[Start Material provided]

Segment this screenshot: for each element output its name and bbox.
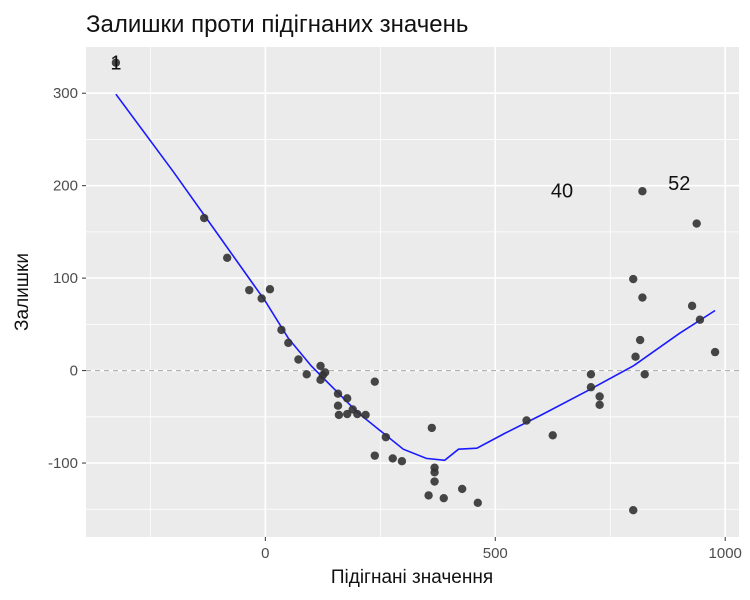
data-point [473,498,482,507]
data-point [586,370,596,379]
data-point [595,392,604,401]
data-point [334,410,344,420]
data-point [111,58,121,67]
y-axis: -100 0 100 200 300 [48,85,86,472]
data-point [586,383,596,392]
smooth-line [115,93,716,462]
data-point [522,416,531,425]
y-tick-label: 0 [70,363,78,380]
x-tick-label: 0 [261,545,269,562]
y-tick-label: -100 [48,455,78,472]
grid-minor [86,47,739,537]
data-point [692,219,701,228]
data-point [316,361,325,371]
data-point [320,368,330,377]
x-tick-label: 500 [483,545,508,562]
data-point [370,451,379,460]
x-axis: 0 500 1000 [261,537,742,562]
y-tick-label: 100 [53,270,78,287]
data-point [257,294,266,303]
data-point [222,253,232,262]
data-point [595,400,604,409]
data-point [302,370,311,379]
data-point [629,505,638,515]
data-point [265,285,275,294]
point-label: 40 [551,180,573,202]
x-tick-label: 1000 [709,545,742,562]
data-point [294,355,303,364]
data-point [353,409,362,419]
data-point [245,285,254,295]
data-point [424,491,433,500]
data-point [388,454,397,463]
y-tick-label: 300 [53,85,78,102]
data-point [361,410,370,420]
data-point [631,352,640,361]
data-point [343,394,352,403]
data-point [548,431,557,440]
point-label: 1 [110,53,121,75]
data-point [710,347,720,357]
x-axis-title: Підігнані значення [331,567,493,588]
data-point [397,456,407,466]
data-point [430,468,439,477]
data-point [427,423,437,433]
data-point [284,338,293,348]
data-point [640,370,649,379]
chart-title: Залишки проти підігнаних значень [86,11,468,38]
data-point [199,213,209,223]
data-point [370,377,379,386]
data-point [638,187,647,196]
data-point [430,477,439,486]
data-point [629,274,638,284]
data-point [695,315,705,324]
data-point [277,325,286,335]
point-labels-layer: 1 40 52 [110,53,690,203]
point-label: 52 [668,173,690,195]
y-axis-title: Залишки [12,253,33,331]
data-point [439,493,448,503]
data-point [343,409,352,419]
data-point [381,432,391,442]
points-layer [111,58,720,515]
data-point [457,484,467,494]
data-point [333,389,343,398]
data-point [333,401,343,410]
grid-major [86,47,739,537]
plot-panel [86,47,739,537]
data-point [635,335,645,345]
data-point [687,301,697,311]
y-tick-label: 200 [53,178,78,195]
data-point [638,293,647,302]
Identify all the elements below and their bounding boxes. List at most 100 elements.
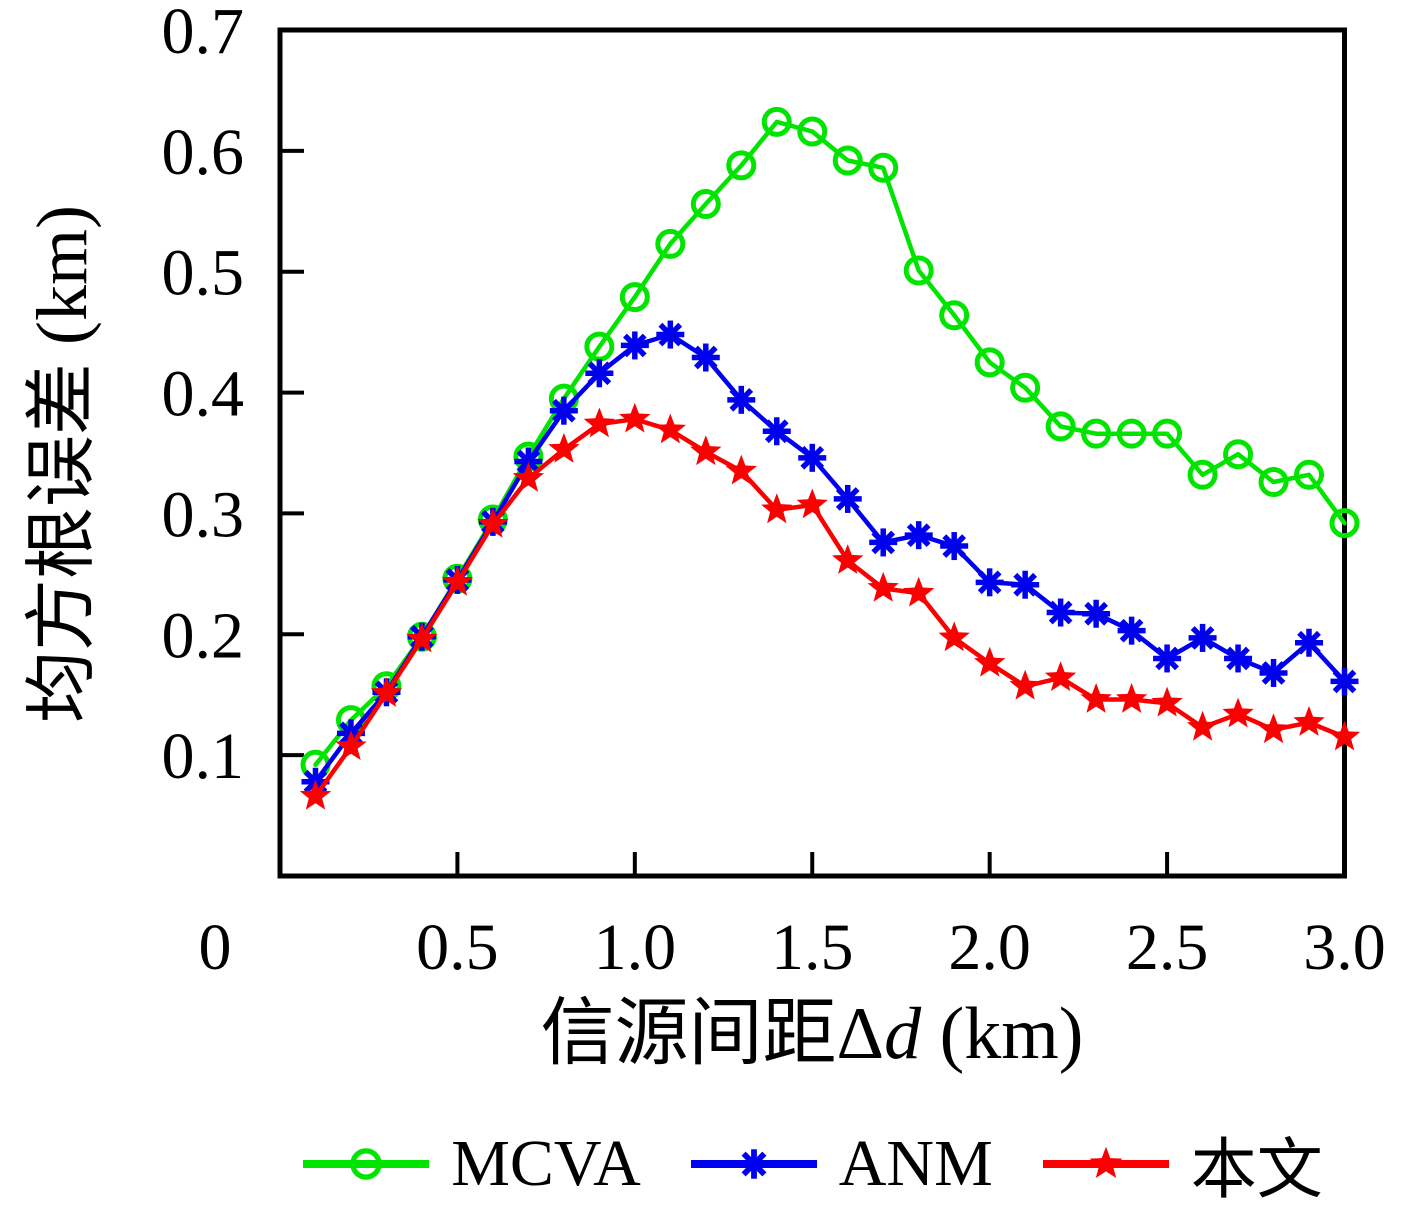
y-tick-label: 0.7 — [162, 0, 245, 68]
x-axis-label-variable: d — [884, 993, 922, 1075]
plot-border — [277, 27, 1347, 879]
marker-mcva — [584, 331, 615, 362]
marker-anm — [691, 343, 720, 372]
legend-sample-mcva — [303, 1148, 430, 1180]
x-tick-label: 2.5 — [1126, 911, 1209, 984]
marker-benwen — [370, 677, 403, 707]
marker-benwen — [1009, 669, 1041, 700]
marker-anm — [833, 484, 862, 513]
legend-label-mcva: MCVA — [451, 1127, 641, 1200]
legend-sample-benwen — [1042, 1146, 1169, 1178]
x-axis-label: 信源间距Δd (km) — [412, 986, 1212, 1082]
x-tick-label: 2.0 — [948, 911, 1031, 984]
marker-anm — [1011, 570, 1040, 599]
marker-mcva — [1045, 411, 1076, 442]
marker-benwen — [938, 621, 970, 652]
x-tick-label: 1.5 — [771, 911, 854, 984]
marker-mcva — [1294, 459, 1325, 490]
marker-benwen — [1222, 697, 1254, 728]
legend-marker-anm — [739, 1149, 769, 1179]
x-tick-label: 1.0 — [594, 911, 677, 984]
marker-anm — [1082, 599, 1111, 628]
marker-benwen — [1257, 713, 1290, 744]
marker-mcva — [974, 347, 1005, 378]
marker-benwen — [1151, 686, 1183, 717]
marker-mcva — [1081, 418, 1112, 449]
marker-mcva — [1258, 467, 1289, 498]
marker-benwen — [512, 461, 545, 492]
marker-anm — [1046, 598, 1075, 627]
marker-benwen — [548, 432, 580, 463]
legend-label-benwen: 本文 — [1190, 1134, 1323, 1207]
series-mcva-line — [313, 119, 1347, 768]
marker-anm — [904, 521, 933, 550]
marker-anm — [1330, 667, 1359, 696]
series-mcva — [300, 106, 1360, 780]
x-tick-label: 0.5 — [416, 911, 499, 984]
marker-benwen — [725, 454, 757, 485]
marker-benwen — [477, 507, 509, 538]
marker-anm — [585, 359, 614, 388]
marker-benwen — [335, 730, 367, 760]
marker-benwen — [903, 576, 935, 607]
marker-benwen — [761, 493, 793, 524]
marker-benwen — [619, 402, 651, 433]
y-tick-label: 0.5 — [162, 237, 245, 310]
marker-mcva — [939, 300, 970, 331]
marker-benwen — [1186, 710, 1219, 741]
marker-benwen — [1080, 683, 1112, 713]
marker-benwen — [796, 488, 828, 519]
marker-anm — [975, 568, 1004, 597]
marker-benwen — [299, 779, 332, 810]
marker-mcva — [690, 189, 721, 220]
marker-anm — [656, 320, 685, 349]
marker-mcva — [868, 152, 899, 183]
marker-anm — [798, 443, 827, 472]
legend-item-anm: ANM — [689, 1126, 993, 1202]
legend-item-benwen: 本文 — [1041, 1116, 1323, 1212]
marker-benwen — [441, 565, 474, 596]
marker-benwen — [690, 435, 722, 466]
legend: MCVA ANM 本文 — [278, 1118, 1346, 1210]
marker-anm — [762, 417, 791, 446]
y-tick-label: 0.4 — [162, 358, 245, 431]
marker-benwen — [867, 571, 899, 602]
marker-mcva — [1116, 418, 1147, 449]
marker-benwen — [654, 413, 686, 444]
marker-benwen — [832, 544, 864, 574]
marker-anm — [1153, 644, 1182, 673]
series-benwen — [299, 402, 1361, 810]
marker-benwen — [1044, 661, 1077, 692]
marker-benwen — [1115, 683, 1148, 713]
y-tick-label: 0.1 — [162, 720, 245, 793]
marker-anm — [549, 396, 578, 425]
y-tick-label: 0.6 — [162, 116, 245, 189]
marker-anm — [1224, 644, 1253, 673]
marker-anm — [869, 528, 898, 557]
x-axis-label-unit: (km) — [921, 993, 1084, 1075]
marker-anm — [727, 385, 756, 414]
marker-mcva — [1329, 508, 1360, 539]
marker-benwen — [1293, 706, 1325, 736]
legend-marker-benwen — [1089, 1146, 1123, 1178]
marker-mcva — [726, 150, 757, 181]
marker-mcva — [619, 282, 650, 313]
marker-mcva — [1010, 372, 1041, 403]
marker-anm — [1188, 623, 1217, 652]
marker-mcva — [832, 145, 863, 176]
y-tick-label: 0.2 — [162, 599, 245, 672]
x-tick-label: 3.0 — [1303, 911, 1386, 984]
marker-mcva — [797, 116, 828, 147]
marker-mcva — [1187, 459, 1218, 490]
y-tick-label: 0.3 — [162, 478, 245, 551]
legend-marker-mcva — [350, 1148, 382, 1180]
x-tick-label: 0 — [199, 911, 232, 984]
marker-benwen — [974, 646, 1006, 677]
marker-mcva — [903, 255, 934, 286]
marker-anm — [1259, 658, 1288, 687]
marker-anm — [1295, 628, 1324, 657]
y-axis-label: 均方根误差 (km) — [22, 205, 102, 723]
marker-anm — [940, 532, 969, 561]
legend-item-mcva: MCVA — [301, 1126, 641, 1202]
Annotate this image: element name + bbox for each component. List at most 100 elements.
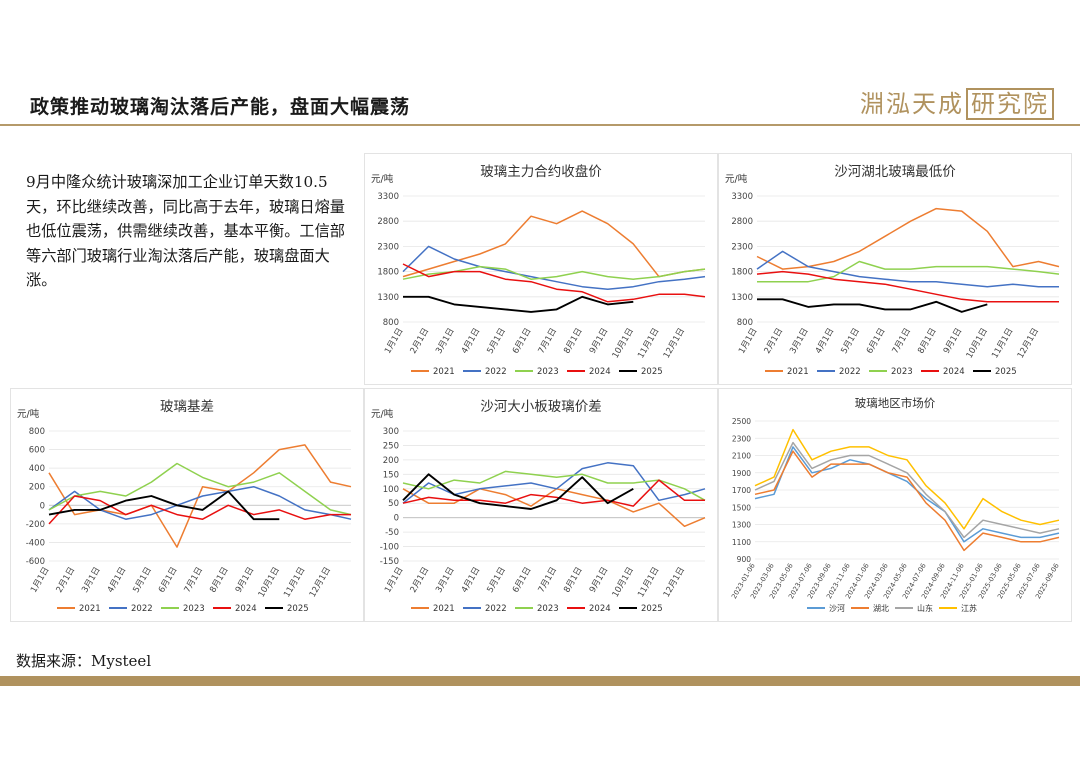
y-tick-label: 300 <box>383 427 399 437</box>
chart-panel-shahe-hubei-min: 沙河湖北玻璃最低价 元/吨 800 1300 1800 2300 2800 3300 1月1日 2… <box>718 153 1072 385</box>
legend-label: 2023 <box>891 367 913 377</box>
series-line-沙河 <box>754 446 1060 543</box>
legend-label: 2022 <box>839 367 861 377</box>
series-line-湖北 <box>754 450 1060 552</box>
legend-label: 2024 <box>589 604 611 614</box>
page-title: 政策推动玻璃淘汰落后产能，盘面大幅震荡 <box>30 96 411 118</box>
x-tick-label: 6月1日 <box>511 327 534 356</box>
series-line-2024 <box>402 263 706 303</box>
y-tick-label: 2800 <box>377 217 399 227</box>
y-tick-label: -200 <box>26 520 45 530</box>
chart-title: 玻璃基差 <box>160 398 214 415</box>
y-tick-label: 200 <box>383 456 399 466</box>
series-line-2023 <box>48 462 352 516</box>
y-tick-label: 2800 <box>731 217 753 227</box>
x-tick-label: 8月1日 <box>562 327 585 356</box>
x-tick-label: 8月1日 <box>562 566 585 595</box>
x-tick-label: 3月1日 <box>434 566 457 595</box>
legend-label: 2021 <box>79 604 101 614</box>
y-tick-label: 400 <box>29 464 45 474</box>
x-tick-label: 5月1日 <box>485 327 508 356</box>
x-tick-label: 9月1日 <box>942 327 965 356</box>
x-tick-label: 4月1日 <box>814 327 837 356</box>
legend-label: 2021 <box>433 367 455 377</box>
y-tick-label: 0 <box>394 514 399 524</box>
legend-label: 山东 <box>917 603 933 613</box>
y-tick-label: 1500 <box>732 503 751 512</box>
chart-title: 玻璃地区市场价 <box>855 396 936 410</box>
x-tick-label: 3月1日 <box>434 327 457 356</box>
legend-label: 2023 <box>537 367 559 377</box>
series-line-2024 <box>756 270 1059 303</box>
y-tick-label: 150 <box>383 470 399 480</box>
y-tick-label: 3300 <box>731 192 753 202</box>
x-tick-label: 11月1日 <box>990 327 1015 361</box>
legend-label: 2025 <box>287 604 309 614</box>
y-tick-label: 2300 <box>377 242 399 252</box>
legend-label: 2024 <box>943 367 965 377</box>
y-tick-label: 900 <box>737 555 752 564</box>
legend-label: 2022 <box>485 604 507 614</box>
x-tick-label: 12月1日 <box>662 566 687 600</box>
y-tick-label: 1100 <box>732 538 751 547</box>
chart-title: 沙河大小板玻璃价差 <box>480 398 602 415</box>
x-tick-label: 11月1日 <box>636 327 661 361</box>
y-tick-label: -50 <box>385 528 399 538</box>
y-tick-label: 100 <box>383 485 399 495</box>
data-source: 数据来源：Mysteel <box>16 652 152 670</box>
legend-label: 2025 <box>641 367 663 377</box>
series-line-2021 <box>756 207 1060 270</box>
legend-label: 沙河 <box>829 603 845 613</box>
y-tick-label: 1300 <box>377 293 399 303</box>
x-tick-label: 8月1日 <box>208 566 231 595</box>
y-tick-label: 800 <box>29 427 45 437</box>
x-tick-label: 11月1日 <box>282 566 307 600</box>
legend-label: 2022 <box>131 604 153 614</box>
legend-label: 2021 <box>787 367 809 377</box>
y-tick-label: -150 <box>380 557 399 567</box>
chart-panel-futures-close: 玻璃主力合约收盘价 元/吨 800 1300 1800 2300 2800 3300 1月1日 2… <box>364 153 718 385</box>
series-line-山东 <box>754 441 1060 539</box>
series-line-2024 <box>402 479 705 507</box>
legend-label: 2023 <box>537 604 559 614</box>
legend-label: 2022 <box>485 367 507 377</box>
chart-panel-board-spread: 沙河大小板玻璃价差 元/吨 -150 -100 -50 0 50 100 150 200 250 30… <box>364 388 718 622</box>
series-line-2025 <box>48 490 280 521</box>
legend-label: 江苏 <box>961 603 977 613</box>
series-line-2025 <box>403 295 634 313</box>
brand-logo: 淵泓天成 研究院 <box>860 84 1054 120</box>
x-tick-label: 6月1日 <box>157 566 180 595</box>
series-line-2021 <box>402 488 706 528</box>
y-tick-label: 800 <box>383 318 399 328</box>
series-line-2025 <box>402 473 634 510</box>
x-tick-label: 4月1日 <box>106 566 129 595</box>
y-tick-label: -400 <box>26 538 45 548</box>
y-tick-label: 1800 <box>731 268 753 278</box>
y-tick-label: -600 <box>26 557 45 567</box>
x-tick-label: 12月1日 <box>662 327 687 361</box>
y-tick-label: 1700 <box>732 486 751 495</box>
x-tick-label: 9月1日 <box>588 566 611 595</box>
x-tick-label: 1月1日 <box>383 327 406 356</box>
y-axis-unit: 元/吨 <box>371 408 394 420</box>
y-tick-label: 2300 <box>731 242 753 252</box>
y-tick-label: 1800 <box>377 268 399 278</box>
x-tick-label: 7月1日 <box>537 327 560 356</box>
x-tick-label: 10月1日 <box>611 566 636 600</box>
y-tick-label: 200 <box>29 483 45 493</box>
legend-label: 2024 <box>235 604 257 614</box>
series-line-2022 <box>402 245 706 290</box>
x-tick-label: 1月1日 <box>383 566 406 595</box>
legend-label: 2025 <box>641 604 663 614</box>
x-tick-label: 5月1日 <box>839 327 862 356</box>
x-tick-label: 3月1日 <box>80 566 103 595</box>
x-tick-label: 3月1日 <box>788 327 811 356</box>
y-tick-label: -100 <box>380 543 399 553</box>
x-tick-label: 8月1日 <box>916 327 939 356</box>
x-tick-label: 10月1日 <box>257 566 282 600</box>
y-tick-label: 0 <box>40 501 45 511</box>
x-tick-label: 6月1日 <box>865 327 888 356</box>
x-tick-label: 2月1日 <box>409 327 432 356</box>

[End Material provided]

> Exercise
Copy the listing without any changes, from the line containing "y-tick-label: 0.7 — [162, 0, 245, 68]" through the line containing "legend-sample-mcva — [303, 1148, 430, 1180]", and include both of those lines.

> Answer below
y-tick-label: 0.7 — [162, 0, 245, 68]
x-axis-label-variable: d — [884, 993, 922, 1075]
plot-border — [277, 27, 1347, 879]
marker-mcva — [584, 331, 615, 362]
marker-anm — [691, 343, 720, 372]
legend-sample-mcva — [303, 1148, 430, 1180]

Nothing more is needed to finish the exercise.